## Brief
Answer these questions about the source text:
1. At which line of KineUtils.cxx is CohYLim defined?
2. What default value does the parameter Q2min_cut take in DarkQ2Lim?
3. In Darkq2Lim, what is q2.min set to?

## Source text
Range1D_t genie::utils::kinematics::CohYLim	(	double	EvL,
		double	ml
	)

Definition at line 852 of file KineUtils.cxx.

{
// Computes y limits for coherent v interactions

  Range1D_t y(kPionMass/EvL + controls::kASmallNum,
              1.-ml/EvL - controls::kASmallNum);
  return y;
}

Range1D_t genie::utils::kinematics::DarkQ2Lim	(	double	Ev,
		double	M,
		double	ml,
		double	Q2min_cut = controls::kMinQ2Limit
	)

Definition at line 960 of file KineUtils.cxx.

{
// Computes Q2 (>0) limits irrespective of W for inelastic v interactions

  Range1D_t Q2;
  Q2.min = -1;
  Q2.max = -1;

  Range1D_t W  = utils::kinematics::DarkWLim(Ev,M,ml);
  if(W.min<0) return Q2;

  Q2 = utils::kinematics::DarkQ2Lim_W(Ev,M,ml,W.min,Q2min_cut);
  return Q2;
}

Range1D_t genie::utils::kinematics::Darkq2Lim	(	double	Ev,
		double	M,
		double	ml,
		double	q2min_cut = -1*controls::kMinQ2Limit
	)

Definition at line 976 of file KineUtils.cxx.

{
// Computes Q2 (>0) limits irrespective of W for inelastic v interactions

  Range1D_t Q2 = utils::kinematics::DarkQ2Lim(Ev,M,ml,-1.*q2min_cut);
  Range1D_t q2;
  q2.min = - Q2.max;
  q2.max = - Q2.min;
  return q2;
}

Range1D_t genie::utils::kinematics::DarkQ2Lim_W	(	double	Ev,
		double	M,
		double	ml,
		double	W,
		double	Q2min_cut = controls::kMinQ2Limit
	)

Definition at line 902 of file KineUtils.cxx.

## Data shown
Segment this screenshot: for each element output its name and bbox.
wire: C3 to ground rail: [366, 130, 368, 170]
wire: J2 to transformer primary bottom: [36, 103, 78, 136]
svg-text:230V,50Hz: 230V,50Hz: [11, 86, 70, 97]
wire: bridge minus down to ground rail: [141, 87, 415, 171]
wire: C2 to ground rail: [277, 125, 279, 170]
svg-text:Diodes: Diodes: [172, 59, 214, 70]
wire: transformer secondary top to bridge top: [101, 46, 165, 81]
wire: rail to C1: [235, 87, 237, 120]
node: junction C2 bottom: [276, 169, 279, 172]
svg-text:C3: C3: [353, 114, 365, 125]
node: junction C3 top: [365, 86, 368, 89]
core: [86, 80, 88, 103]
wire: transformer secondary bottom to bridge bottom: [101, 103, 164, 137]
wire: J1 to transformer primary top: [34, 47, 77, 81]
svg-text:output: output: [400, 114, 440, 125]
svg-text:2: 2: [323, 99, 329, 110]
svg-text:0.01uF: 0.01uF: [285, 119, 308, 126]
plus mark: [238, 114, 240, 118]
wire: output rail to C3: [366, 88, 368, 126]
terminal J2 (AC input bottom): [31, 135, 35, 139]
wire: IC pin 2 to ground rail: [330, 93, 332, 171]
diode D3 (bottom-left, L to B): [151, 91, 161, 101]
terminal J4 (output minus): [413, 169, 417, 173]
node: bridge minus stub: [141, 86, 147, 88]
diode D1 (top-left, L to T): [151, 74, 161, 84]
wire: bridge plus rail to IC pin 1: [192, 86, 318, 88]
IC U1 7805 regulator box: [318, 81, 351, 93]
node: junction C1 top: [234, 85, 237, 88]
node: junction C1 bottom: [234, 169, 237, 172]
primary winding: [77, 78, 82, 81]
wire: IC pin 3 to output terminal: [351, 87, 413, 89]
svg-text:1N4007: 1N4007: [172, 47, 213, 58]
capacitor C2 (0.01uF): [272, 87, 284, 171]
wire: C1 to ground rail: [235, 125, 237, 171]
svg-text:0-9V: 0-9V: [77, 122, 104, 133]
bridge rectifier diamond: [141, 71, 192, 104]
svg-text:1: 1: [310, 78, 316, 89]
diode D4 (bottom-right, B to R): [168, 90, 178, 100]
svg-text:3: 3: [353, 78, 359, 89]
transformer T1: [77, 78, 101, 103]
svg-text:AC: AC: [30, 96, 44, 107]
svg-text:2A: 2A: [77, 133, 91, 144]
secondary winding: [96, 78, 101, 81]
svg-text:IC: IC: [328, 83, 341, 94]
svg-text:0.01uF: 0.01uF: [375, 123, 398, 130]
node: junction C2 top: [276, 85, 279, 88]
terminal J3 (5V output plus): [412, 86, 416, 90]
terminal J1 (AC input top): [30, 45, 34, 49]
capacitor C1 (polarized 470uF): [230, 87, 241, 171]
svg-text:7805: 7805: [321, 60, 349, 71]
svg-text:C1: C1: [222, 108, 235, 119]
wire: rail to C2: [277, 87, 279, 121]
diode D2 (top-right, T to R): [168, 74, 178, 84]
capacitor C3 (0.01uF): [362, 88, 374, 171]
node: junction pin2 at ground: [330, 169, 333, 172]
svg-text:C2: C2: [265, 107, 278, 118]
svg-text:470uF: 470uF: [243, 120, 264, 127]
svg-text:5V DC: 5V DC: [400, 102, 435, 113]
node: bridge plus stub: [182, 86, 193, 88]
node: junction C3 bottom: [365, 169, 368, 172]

## Solution
1. Line 852.
2. controls::kMinQ2Limit
3. It is set to - Q2.max.